→ **Challenge**: Set down each line of the material that follows, exactly, with no pictures.

→ **Given records**:
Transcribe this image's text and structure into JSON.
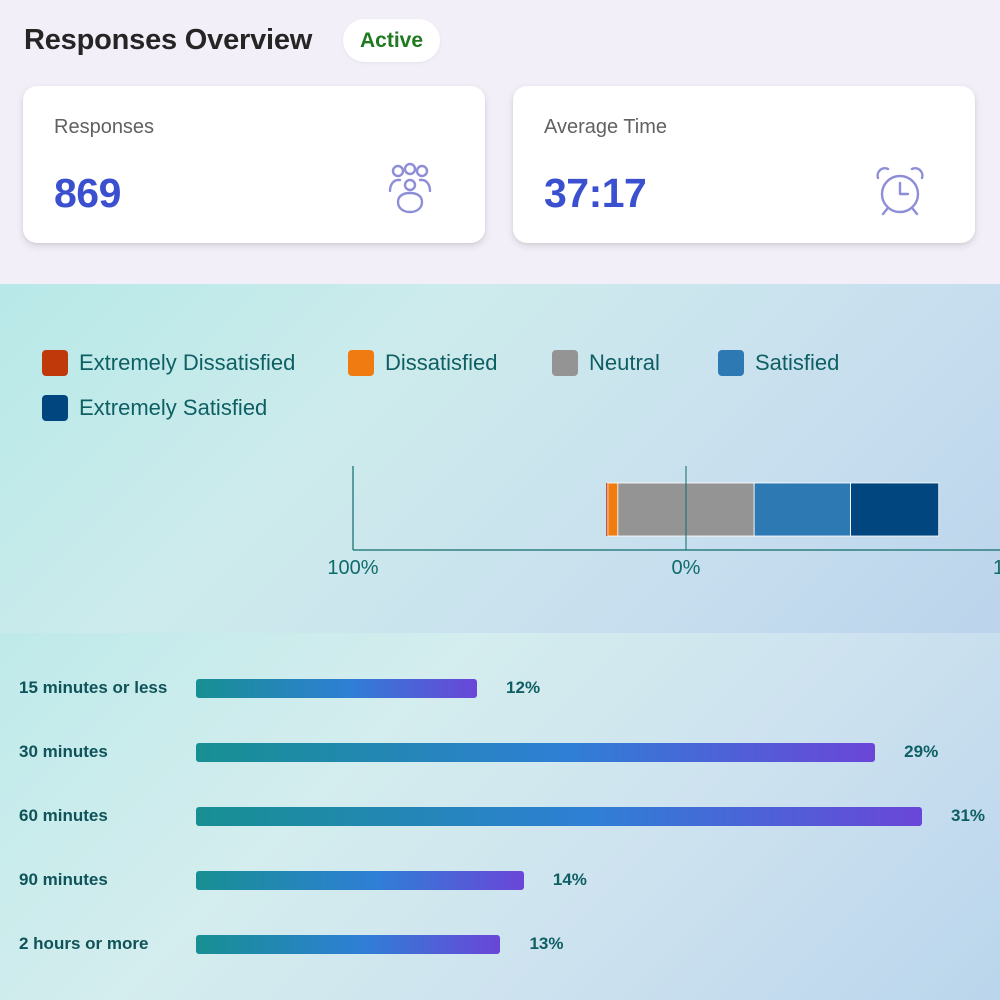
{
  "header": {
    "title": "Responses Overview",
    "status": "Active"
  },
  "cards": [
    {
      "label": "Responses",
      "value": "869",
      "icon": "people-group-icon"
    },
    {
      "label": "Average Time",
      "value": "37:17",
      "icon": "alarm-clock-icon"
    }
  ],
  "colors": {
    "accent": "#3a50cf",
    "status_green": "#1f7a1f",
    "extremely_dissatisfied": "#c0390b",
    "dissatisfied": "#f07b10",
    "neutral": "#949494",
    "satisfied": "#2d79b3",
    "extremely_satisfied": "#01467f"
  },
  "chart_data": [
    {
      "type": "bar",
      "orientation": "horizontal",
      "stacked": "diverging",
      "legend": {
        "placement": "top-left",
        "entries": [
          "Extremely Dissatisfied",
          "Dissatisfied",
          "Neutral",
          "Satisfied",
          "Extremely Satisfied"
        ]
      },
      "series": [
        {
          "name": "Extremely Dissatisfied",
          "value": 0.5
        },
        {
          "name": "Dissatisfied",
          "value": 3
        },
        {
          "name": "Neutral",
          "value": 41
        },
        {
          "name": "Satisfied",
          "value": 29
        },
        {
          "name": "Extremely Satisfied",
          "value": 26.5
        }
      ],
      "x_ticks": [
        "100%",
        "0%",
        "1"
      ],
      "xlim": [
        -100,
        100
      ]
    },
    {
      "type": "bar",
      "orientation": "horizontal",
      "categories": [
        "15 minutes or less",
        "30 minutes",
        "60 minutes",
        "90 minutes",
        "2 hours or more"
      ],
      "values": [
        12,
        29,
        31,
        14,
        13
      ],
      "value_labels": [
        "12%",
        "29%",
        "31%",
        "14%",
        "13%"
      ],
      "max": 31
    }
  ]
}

→ **Correct answer**:
Transcribe this image's text and structure into JSON.
{
  "header": {
    "title": "Responses Overview",
    "status": "Active"
  },
  "cards": [
    {
      "label": "Responses",
      "value": "869",
      "icon": "people-group-icon"
    },
    {
      "label": "Average Time",
      "value": "37:17",
      "icon": "alarm-clock-icon"
    }
  ],
  "colors": {
    "accent": "#3a50cf",
    "status_green": "#1f7a1f",
    "extremely_dissatisfied": "#c0390b",
    "dissatisfied": "#f07b10",
    "neutral": "#949494",
    "satisfied": "#2d79b3",
    "extremely_satisfied": "#01467f"
  },
  "chart_data": [
    {
      "type": "bar",
      "orientation": "horizontal",
      "stacked": "diverging",
      "legend": {
        "placement": "top-left",
        "entries": [
          "Extremely Dissatisfied",
          "Dissatisfied",
          "Neutral",
          "Satisfied",
          "Extremely Satisfied"
        ]
      },
      "series": [
        {
          "name": "Extremely Dissatisfied",
          "value": 0.5
        },
        {
          "name": "Dissatisfied",
          "value": 3
        },
        {
          "name": "Neutral",
          "value": 41
        },
        {
          "name": "Satisfied",
          "value": 29
        },
        {
          "name": "Extremely Satisfied",
          "value": 26.5
        }
      ],
      "x_ticks": [
        "100%",
        "0%",
        "1"
      ],
      "xlim": [
        -100,
        100
      ]
    },
    {
      "type": "bar",
      "orientation": "horizontal",
      "categories": [
        "15 minutes or less",
        "30 minutes",
        "60 minutes",
        "90 minutes",
        "2 hours or more"
      ],
      "values": [
        12,
        29,
        31,
        14,
        13
      ],
      "value_labels": [
        "12%",
        "29%",
        "31%",
        "14%",
        "13%"
      ],
      "max": 31
    }
  ]
}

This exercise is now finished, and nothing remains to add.